Data for processing –
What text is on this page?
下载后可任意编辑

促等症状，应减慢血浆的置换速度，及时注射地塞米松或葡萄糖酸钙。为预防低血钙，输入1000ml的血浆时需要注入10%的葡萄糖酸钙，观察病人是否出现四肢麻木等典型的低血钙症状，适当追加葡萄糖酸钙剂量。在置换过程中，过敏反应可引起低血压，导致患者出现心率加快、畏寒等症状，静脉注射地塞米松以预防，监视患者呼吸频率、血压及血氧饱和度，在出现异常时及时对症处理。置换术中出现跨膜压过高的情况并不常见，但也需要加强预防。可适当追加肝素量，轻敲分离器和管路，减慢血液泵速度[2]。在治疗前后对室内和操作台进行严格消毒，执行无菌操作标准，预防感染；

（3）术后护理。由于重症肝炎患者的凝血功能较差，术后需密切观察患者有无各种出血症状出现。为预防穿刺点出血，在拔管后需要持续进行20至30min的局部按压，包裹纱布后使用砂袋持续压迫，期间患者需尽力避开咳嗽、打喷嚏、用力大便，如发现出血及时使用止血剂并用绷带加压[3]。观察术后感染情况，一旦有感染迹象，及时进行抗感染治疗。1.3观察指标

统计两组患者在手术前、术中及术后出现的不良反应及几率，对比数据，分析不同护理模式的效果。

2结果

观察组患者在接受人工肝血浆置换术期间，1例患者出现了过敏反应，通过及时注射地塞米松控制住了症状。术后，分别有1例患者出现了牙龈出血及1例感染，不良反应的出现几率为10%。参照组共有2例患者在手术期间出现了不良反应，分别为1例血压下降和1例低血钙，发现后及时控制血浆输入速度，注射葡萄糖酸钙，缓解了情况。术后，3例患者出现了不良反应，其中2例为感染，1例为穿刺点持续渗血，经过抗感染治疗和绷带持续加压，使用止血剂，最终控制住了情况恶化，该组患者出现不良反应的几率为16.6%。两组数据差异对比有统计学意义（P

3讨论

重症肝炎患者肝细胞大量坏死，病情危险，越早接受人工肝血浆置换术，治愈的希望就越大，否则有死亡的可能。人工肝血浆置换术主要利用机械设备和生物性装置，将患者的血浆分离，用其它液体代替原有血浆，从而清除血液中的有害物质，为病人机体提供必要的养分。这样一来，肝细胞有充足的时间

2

Instructions for the task – Reproduce all of the data exactly as given.

Problem solution –
What text is on this page?
下载后可任意编辑

促等症状，应减慢血浆的置换速度，及时注射地塞米松或葡萄糖酸钙。为预防低血钙，输入1000ml的血浆时需要注入10%的葡萄糖酸钙，观察病人是否出现四肢麻木等典型的低血钙症状，适当追加葡萄糖酸钙剂量。在置换过程中，过敏反应可引起低血压，导致患者出现心率加快、畏寒等症状，静脉注射地塞米松以预防，监视患者呼吸频率、血压及血氧饱和度，在出现异常时及时对症处理。置换术中出现跨膜压过高的情况并不常见，但也需要加强预防。可适当追加肝素量，轻敲分离器和管路，减慢血液泵速度[2]。在治疗前后对室内和操作台进行严格消毒，执行无菌操作标准，预防感染；

（3）术后护理。由于重症肝炎患者的凝血功能较差，术后需密切观察患者有无各种出血症状出现。为预防穿刺点出血，在拔管后需要持续进行20至30min的局部按压，包裹纱布后使用砂袋持续压迫，期间患者需尽力避开咳嗽、打喷嚏、用力大便，如发现出血及时使用止血剂并用绷带加压[3]。观察术后感染情况，一旦有感染迹象，及时进行抗感染治疗。1.3观察指标

统计两组患者在手术前、术中及术后出现的不良反应及几率，对比数据，分析不同护理模式的效果。

2结果

观察组患者在接受人工肝血浆置换术期间，1例患者出现了过敏反应，通过及时注射地塞米松控制住了症状。术后，分别有1例患者出现了牙龈出血及1例感染，不良反应的出现几率为10%。参照组共有2例患者在手术期间出现了不良反应，分别为1例血压下降和1例低血钙，发现后及时控制血浆输入速度，注射葡萄糖酸钙，缓解了情况。术后，3例患者出现了不良反应，其中2例为感染，1例为穿刺点持续渗血，经过抗感染治疗和绷带持续加压，使用止血剂，最终控制住了情况恶化，该组患者出现不良反应的几率为16.6%。两组数据差异对比有统计学意义（P

3讨论

重症肝炎患者肝细胞大量坏死，病情危险，越早接受人工肝血浆置换术，治愈的希望就越大，否则有死亡的可能。人工肝血浆置换术主要利用机械设备和生物性装置，将患者的血浆分离，用其它液体代替原有血浆，从而清除血液中的有害物质，为病人机体提供必要的养分。这样一来，肝细胞有充足的时间

2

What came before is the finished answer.